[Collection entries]
━━━━━━━━━━━━━━━━━━━━
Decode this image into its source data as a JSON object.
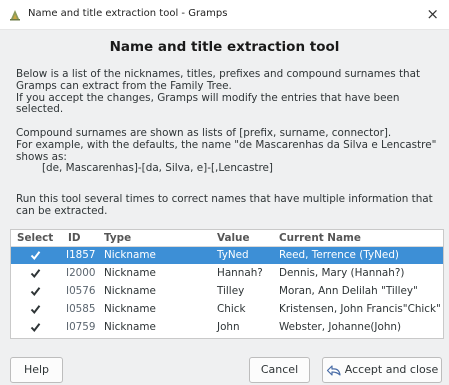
{
  "window": {
    "title": "Name and title extraction tool - Gramps",
    "close_glyph": "×"
  },
  "heading": "Name and title extraction tool",
  "intro": [
    "Below is a list of the nicknames, titles, prefixes and compound surnames that",
    "Gramps can extract from the Family Tree.",
    "If you accept the changes, Gramps will modify the entries that have been",
    "selected."
  ],
  "compound": [
    "Compound surnames are shown as lists of [prefix, surname, connector].",
    "For example, with the defaults, the name \"de Mascarenhas da Silva e Lencastre\"",
    "shows as:",
    "[de, Mascarenhas]-[da, Silva, e]-[,Lencastre]"
  ],
  "run_note": [
    "Run this tool several times to correct names that have multiple information that",
    "can be extracted."
  ],
  "table": {
    "headers": {
      "select": "Select",
      "id": "ID",
      "type": "Type",
      "value": "Value",
      "current": "Current Name"
    },
    "rows": [
      {
        "checked": true,
        "id": "I1857",
        "type": "Nickname",
        "value": "TyNed",
        "current": "Reed, Terrence (TyNed)",
        "selected": true
      },
      {
        "checked": true,
        "id": "I2000",
        "type": "Nickname",
        "value": "Hannah?",
        "current": "Dennis, Mary (Hannah?)",
        "selected": false
      },
      {
        "checked": true,
        "id": "I0576",
        "type": "Nickname",
        "value": "Tilley",
        "current": "Moran, Ann Delilah \"Tilley\"",
        "selected": false
      },
      {
        "checked": true,
        "id": "I0585",
        "type": "Nickname",
        "value": "Chick",
        "current": "Kristensen, John Francis\"Chick\"",
        "selected": false
      },
      {
        "checked": true,
        "id": "I0759",
        "type": "Nickname",
        "value": "John",
        "current": "Webster, Johanne(John)",
        "selected": false
      }
    ]
  },
  "buttons": {
    "help": "Help",
    "cancel": "Cancel",
    "accept": "Accept and close"
  },
  "colors": {
    "selection": "#3d8fd6",
    "background": "#eff0f1"
  }
}
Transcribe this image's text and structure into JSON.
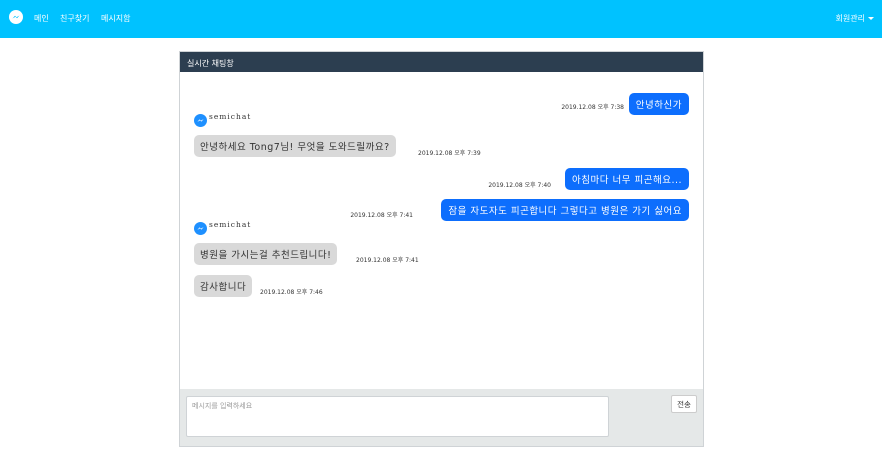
{
  "nav": {
    "items": [
      {
        "label": "메인"
      },
      {
        "label": "친구찾기"
      },
      {
        "label": "메시지함"
      }
    ],
    "account_label": "회원관리"
  },
  "chat": {
    "title": "실시간 채팅창",
    "messages": [
      {
        "from": "me",
        "text": "안녕하신가",
        "time": "2019.12.08 오후 7:38"
      },
      {
        "from": "bot",
        "sender": "semichat",
        "text": "안녕하세요 Tong7님! 무엇을 도와드릴까요?",
        "time": "2019.12.08 오후 7:39"
      },
      {
        "from": "me",
        "text": "아침마다 너무 피곤해요...",
        "time": "2019.12.08 오후 7:40"
      },
      {
        "from": "me",
        "text": "잠을 자도자도 피곤합니다 그렇다고 병원은 가기 싫어요",
        "time": "2019.12.08 오후 7:41"
      },
      {
        "from": "bot",
        "sender": "semichat",
        "text": "병원을 가시는걸 추천드립니다!",
        "time": "2019.12.08 오후 7:41"
      },
      {
        "from": "bot",
        "text": "감사합니다",
        "time": "2019.12.08 오후 7:46"
      }
    ]
  },
  "input": {
    "placeholder": "메시지를 입력하세요",
    "send_label": "전송"
  },
  "colors": {
    "navbar": "#00c2ff",
    "panel_header": "#2c3e50",
    "my_bubble": "#0d6efd",
    "bot_bubble": "#d9d9d9",
    "footer": "#e5e8e8"
  },
  "icons": [
    "messenger-logo-icon",
    "messenger-avatar-icon",
    "caret-down-icon"
  ]
}
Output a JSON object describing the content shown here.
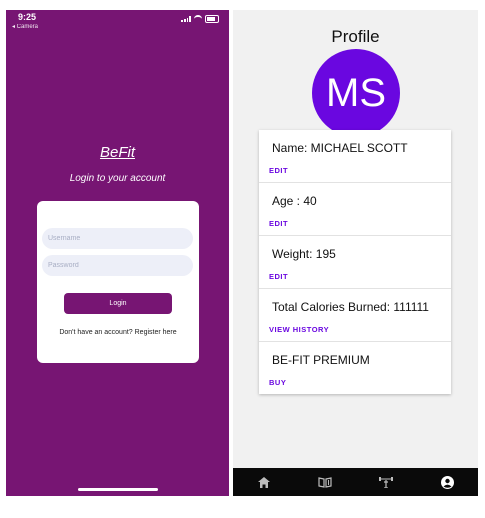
━━━━━━━━━━━━━━━━━━━━
_Task goal_
Tally the lines in these entries that have the string "tool" in them, then answer with the count and nothing else.

_Exercise result_
3